◆ EXERCISE DESCRIPTION ◆
Locate each line below that includes "image" and reproduce it.

◆ MATERIAL TO PROCESS ◆

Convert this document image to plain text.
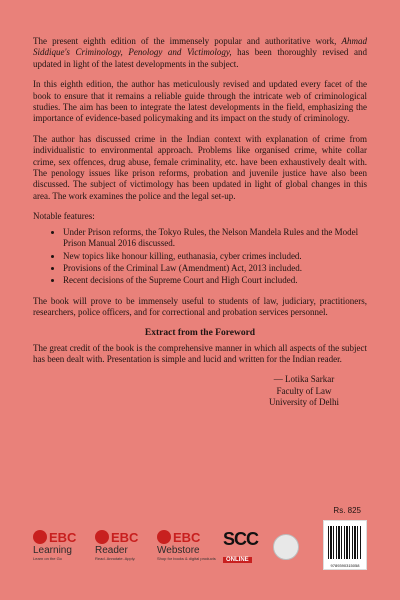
The present eighth edition of the immensely popular and authoritative work, Ahmad Siddique's Criminology, Penology and Victimology, has been thoroughly revised and updated in light of the latest developments in the subject.

In this eighth edition, the author has meticulously revised and updated every facet of the book to ensure that it remains a reliable guide through the intricate web of criminological studies. The aim has been to integrate the latest developments in the field, emphasizing the importance of evidence-based policymaking and its impact on the study of criminology.

The author has discussed crime in the Indian context with explanation of crime from individualistic to environmental approach. Problems like organised crime, white collar crime, sex offences, drug abuse, female criminality, etc. have been exhaustively dealt with. The penology issues like prison reforms, probation and juvenile justice have also been discussed. The subject of victimology has been updated in light of global changes in this area. The work examines the police and the legal set-up.

Notable features:

• Under Prison reforms, the Tokyo Rules, the Nelson Mandela Rules and the Model Prison Manual 2016 discussed.
• New topics like honour killing, euthanasia, cyber crimes included.
• Provisions of the Criminal Law (Amendment) Act, 2013 included.
• Recent decisions of the Supreme Court and High Court included.

The book will prove to be immensely useful to students of law, judiciary, practitioners, researchers, police officers, and for correctional and probation services personnel.

Extract from the Foreword

The great credit of the book is the comprehensive manner in which all aspects of the subject has been dealt with. Presentation is simple and lucid and written for the Indian reader.

— Lotika Sarkar
Faculty of Law
University of Delhi
Rs. 825
EBC
Learning
Learn on the Go
EBC
Reader
Read. Annotate. Apply.
EBC
Webstore
Shop for books & digital products
SCC
ONLINE
9789390315058
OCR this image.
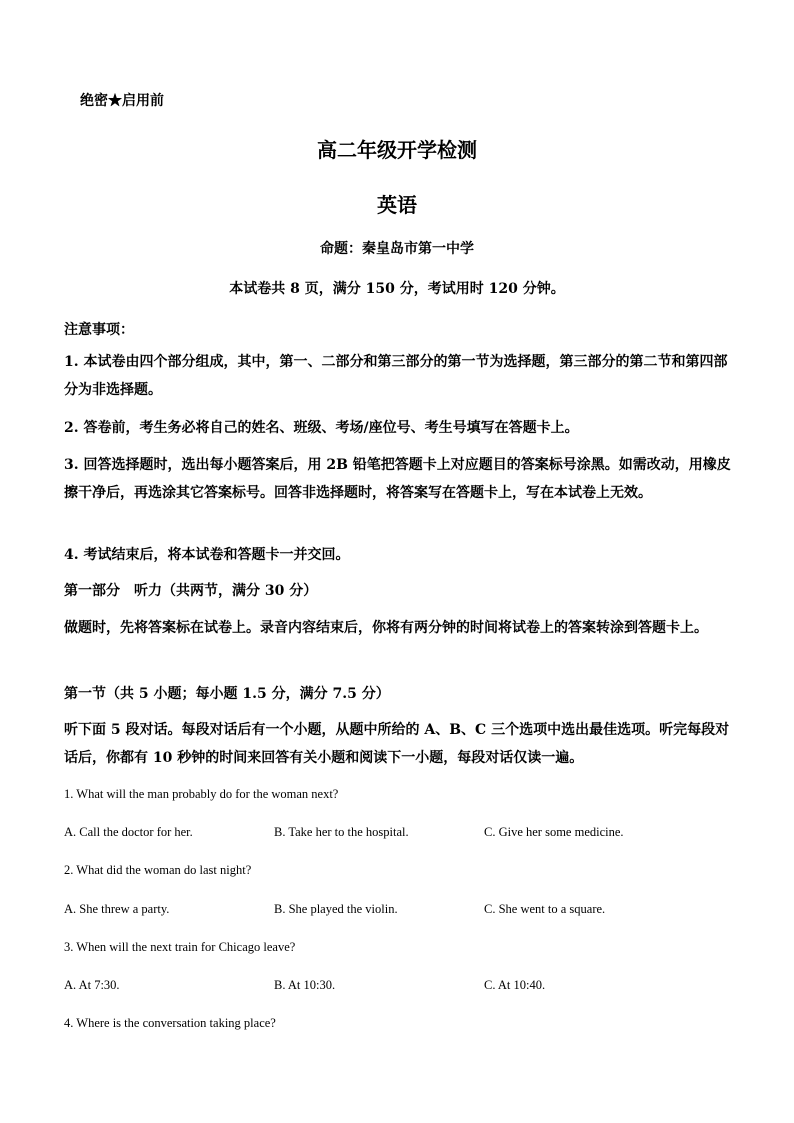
绝密★启用前
高二年级开学检测
英语
命题：秦皇岛市第一中学
本试卷共 8 页，满分 150 分，考试用时 120 分钟。
注意事项：
1. 本试卷由四个部分组成，其中，第一、二部分和第三部分的第一节为选择题，第三部分的第二节和第四部分为非选择题。
2. 答卷前，考生务必将自己的姓名、班级、考场/座位号、考生号填写在答题卡上。
3. 回答选择题时，选出每小题答案后，用 2B 铅笔把答题卡上对应题目的答案标号涂黑。如需改动，用橡皮擦干净后，再选涂其它答案标号。回答非选择题时，将答案写在答题卡上，写在本试卷上无效。
4. 考试结束后，将本试卷和答题卡一并交回。
第一部分　听力（共两节，满分 30 分）
做题时，先将答案标在试卷上。录音内容结束后，你将有两分钟的时间将试卷上的答案转涂到答题卡上。
第一节（共 5 小题；每小题 1.5 分，满分 7.5 分）
听下面 5 段对话。每段对话后有一个小题，从题中所给的 A、B、C 三个选项中选出最佳选项。听完每段对话后，你都有 10 秒钟的时间来回答有关小题和阅读下一小题，每段对话仅读一遍。
1. What will the man probably do for the woman next?
A. Call the doctor for her.	B. Take her to the hospital.	C. Give her some medicine.
2. What did the woman do last night?
A. She threw a party.	B. She played the violin.	C. She went to a square.
3. When will the next train for Chicago leave?
A. At 7:30.	B. At 10:30.	C. At 10:40.
4. Where is the conversation taking place?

◆ COMPLETED EXERCISE ◆
Convert this document image to plain text.
OCR this image.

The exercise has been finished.